*** PASSAGE TO READ Section Begins ***

Neuralstem, Inc. (NASDAQ:CUR) Files An 8-K Submission of Matters to a Vote of Security Holders
Item 5.07 Submission of Matters to a Vote of Security Holders.
On June 22, 2017, Neuralstem, Inc. (Company) held its 2017 Annual
Meeting (Annual Meeting) at 8:00 a.m. EDT at 101 Park Avenue,
39th Floor, New York, New York 10178. Only
stockholders of record as of the close of business on April 28,
2017 (Record Date) were entitled to vote at the Annual Meeting.
As of the Record Date, 11,899,453 shares of the Companys common
stock were issued, outstanding and entitled, of which 7,180,865
shares were represented, in person or by proxy, and which
constituted a quorum. The final results of the stockholder vote
on each proposal brought before the meeting were as follows:
(a) Proposal 1. The following individual was
elected as the Class III Director to serve for a three-year term
expiring at the 2020 Annual Meeting based upon the following
votes:
Broker | |||
Nominee | Votes For | Votes Withheld | Non-Votes |
Richard Daly | 1,745,740 | 23,685 | 5,411,440 |
(b) Proposal 2. The ratification of Dixon,
Hughes, Goodman, the Companys independent registered public
accounting firm for the fiscal year ending December 31, 2017 was
ratified based upon the following votes:
Broker | |||
Votes For | Votes Against | Abstentions | Non-Votes |
7,029,592 | 57,772 | 93,501 | — |
(c) Proposal 3. The amendment to the Companys
2010 Equity Compensation Plan (Plan) to increase the number of
shares eligible for issuance under the Plan by 700,000 was
approved based upon the following votes:
Broker | |||
Votes For | Votes Against | Abstentions | Non-Votes |
1,317,087 | 412,735 | 39,603 | 5,411,440 |
(d) Proposal 4. The non-binding advisory vote on
executive compensation was approved based upon the following
votes:
Broker | |||
Votes For | Votes Against | Abstentions | Non-Votes |
1,556,672 | 172,631 | 40,122 | 5,411,440 |
(e) Proposal 5. The non-binding advisory vote on
the frequency of holding future advisory votes on execution
compensation received the following votes:
1 Year | 2 Years | 3 Years |
Abstentions |
Broker Non-Votes |
1,166,241 | 37,885 | 512,530 | 52,735 | 5,411,474 |
Notwithstanding the foregoing, the Companys board of directors
(Board) has determined that future stockholder advisory
(non-binding) votes on compensation of executives will occur
every 3 years until the Board determines otherwise.

*** PASSAGE TO READ Section Ends ***

In the Neuralstem filing, who was elected as the Class III Director? Answer from the Neuralstem filing alone.

*** DATASET EXTRACT Section Begins ***

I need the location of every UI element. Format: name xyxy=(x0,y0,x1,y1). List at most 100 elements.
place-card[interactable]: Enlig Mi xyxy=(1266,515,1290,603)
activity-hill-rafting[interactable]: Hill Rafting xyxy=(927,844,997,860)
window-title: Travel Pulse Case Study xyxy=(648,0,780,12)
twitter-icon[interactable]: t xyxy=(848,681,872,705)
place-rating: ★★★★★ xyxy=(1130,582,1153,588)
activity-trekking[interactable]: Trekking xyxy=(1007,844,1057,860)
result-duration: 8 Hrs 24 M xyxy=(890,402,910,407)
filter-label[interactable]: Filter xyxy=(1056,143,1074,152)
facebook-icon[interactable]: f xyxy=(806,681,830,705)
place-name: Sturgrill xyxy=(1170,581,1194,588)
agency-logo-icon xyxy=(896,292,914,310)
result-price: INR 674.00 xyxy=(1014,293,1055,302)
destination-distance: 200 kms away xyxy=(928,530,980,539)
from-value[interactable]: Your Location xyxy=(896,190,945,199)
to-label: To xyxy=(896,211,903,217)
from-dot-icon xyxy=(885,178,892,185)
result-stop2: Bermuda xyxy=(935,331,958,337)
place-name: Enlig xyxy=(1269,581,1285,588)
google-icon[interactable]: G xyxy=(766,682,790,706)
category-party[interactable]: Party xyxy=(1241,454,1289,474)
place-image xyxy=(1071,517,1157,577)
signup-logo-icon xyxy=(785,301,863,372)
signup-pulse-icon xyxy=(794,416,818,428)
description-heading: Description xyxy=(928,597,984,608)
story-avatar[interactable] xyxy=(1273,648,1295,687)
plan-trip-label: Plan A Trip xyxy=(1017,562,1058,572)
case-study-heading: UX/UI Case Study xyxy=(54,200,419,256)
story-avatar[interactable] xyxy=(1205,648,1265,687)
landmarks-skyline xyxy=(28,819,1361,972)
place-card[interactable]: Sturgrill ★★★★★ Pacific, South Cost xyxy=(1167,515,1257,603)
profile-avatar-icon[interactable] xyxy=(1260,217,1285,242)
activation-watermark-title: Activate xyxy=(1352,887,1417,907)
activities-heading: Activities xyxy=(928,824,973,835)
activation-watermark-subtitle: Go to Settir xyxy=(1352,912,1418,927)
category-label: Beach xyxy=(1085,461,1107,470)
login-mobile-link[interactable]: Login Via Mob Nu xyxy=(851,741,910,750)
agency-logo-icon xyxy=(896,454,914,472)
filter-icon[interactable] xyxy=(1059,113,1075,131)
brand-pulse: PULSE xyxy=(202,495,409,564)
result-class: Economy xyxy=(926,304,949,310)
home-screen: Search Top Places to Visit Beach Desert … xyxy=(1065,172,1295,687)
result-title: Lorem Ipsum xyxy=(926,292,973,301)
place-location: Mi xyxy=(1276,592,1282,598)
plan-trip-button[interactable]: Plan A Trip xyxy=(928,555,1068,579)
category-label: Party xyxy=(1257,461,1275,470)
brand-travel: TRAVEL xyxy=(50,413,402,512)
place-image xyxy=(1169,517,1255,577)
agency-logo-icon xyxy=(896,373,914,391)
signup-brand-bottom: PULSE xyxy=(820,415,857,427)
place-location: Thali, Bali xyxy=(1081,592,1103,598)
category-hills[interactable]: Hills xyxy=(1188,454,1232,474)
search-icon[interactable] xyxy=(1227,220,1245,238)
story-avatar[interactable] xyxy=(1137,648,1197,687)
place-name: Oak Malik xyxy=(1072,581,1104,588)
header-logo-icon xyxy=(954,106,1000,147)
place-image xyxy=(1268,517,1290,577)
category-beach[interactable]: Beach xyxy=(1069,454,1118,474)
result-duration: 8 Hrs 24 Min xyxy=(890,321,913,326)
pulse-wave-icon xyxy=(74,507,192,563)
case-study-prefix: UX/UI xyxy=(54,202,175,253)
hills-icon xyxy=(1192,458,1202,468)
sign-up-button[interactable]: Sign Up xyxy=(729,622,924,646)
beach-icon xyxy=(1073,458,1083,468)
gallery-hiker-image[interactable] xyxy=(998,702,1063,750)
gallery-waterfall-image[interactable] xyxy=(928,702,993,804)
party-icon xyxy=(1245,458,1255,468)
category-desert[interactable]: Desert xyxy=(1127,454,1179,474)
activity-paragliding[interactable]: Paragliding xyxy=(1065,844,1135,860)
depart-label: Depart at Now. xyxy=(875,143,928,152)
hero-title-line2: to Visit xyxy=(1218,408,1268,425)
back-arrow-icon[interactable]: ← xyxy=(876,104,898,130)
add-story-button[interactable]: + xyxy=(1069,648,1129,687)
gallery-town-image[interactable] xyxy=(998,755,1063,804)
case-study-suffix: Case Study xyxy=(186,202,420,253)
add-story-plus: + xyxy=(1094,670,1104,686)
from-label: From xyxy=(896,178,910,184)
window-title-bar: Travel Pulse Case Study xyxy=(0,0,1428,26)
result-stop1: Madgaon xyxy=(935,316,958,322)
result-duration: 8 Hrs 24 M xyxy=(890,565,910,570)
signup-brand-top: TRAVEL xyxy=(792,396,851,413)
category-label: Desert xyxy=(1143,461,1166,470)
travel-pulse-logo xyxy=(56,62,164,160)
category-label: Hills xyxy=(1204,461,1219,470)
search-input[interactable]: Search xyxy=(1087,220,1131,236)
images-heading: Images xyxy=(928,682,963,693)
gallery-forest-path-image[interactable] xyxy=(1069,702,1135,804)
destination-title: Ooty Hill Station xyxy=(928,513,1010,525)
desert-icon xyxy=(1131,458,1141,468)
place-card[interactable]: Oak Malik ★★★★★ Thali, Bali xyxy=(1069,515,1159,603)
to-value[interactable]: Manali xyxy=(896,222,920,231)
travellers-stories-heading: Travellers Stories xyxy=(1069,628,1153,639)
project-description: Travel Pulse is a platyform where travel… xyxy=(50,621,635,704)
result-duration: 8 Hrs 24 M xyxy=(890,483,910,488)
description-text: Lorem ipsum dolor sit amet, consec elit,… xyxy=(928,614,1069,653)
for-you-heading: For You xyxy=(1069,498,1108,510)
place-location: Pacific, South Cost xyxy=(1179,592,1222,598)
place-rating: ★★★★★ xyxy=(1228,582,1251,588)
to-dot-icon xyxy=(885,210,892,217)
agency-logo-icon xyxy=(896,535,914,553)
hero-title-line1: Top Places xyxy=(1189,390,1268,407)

*** DATASET EXTRACT Section Ends ***

▶ _EXERCISE RESULT_
Richard Daly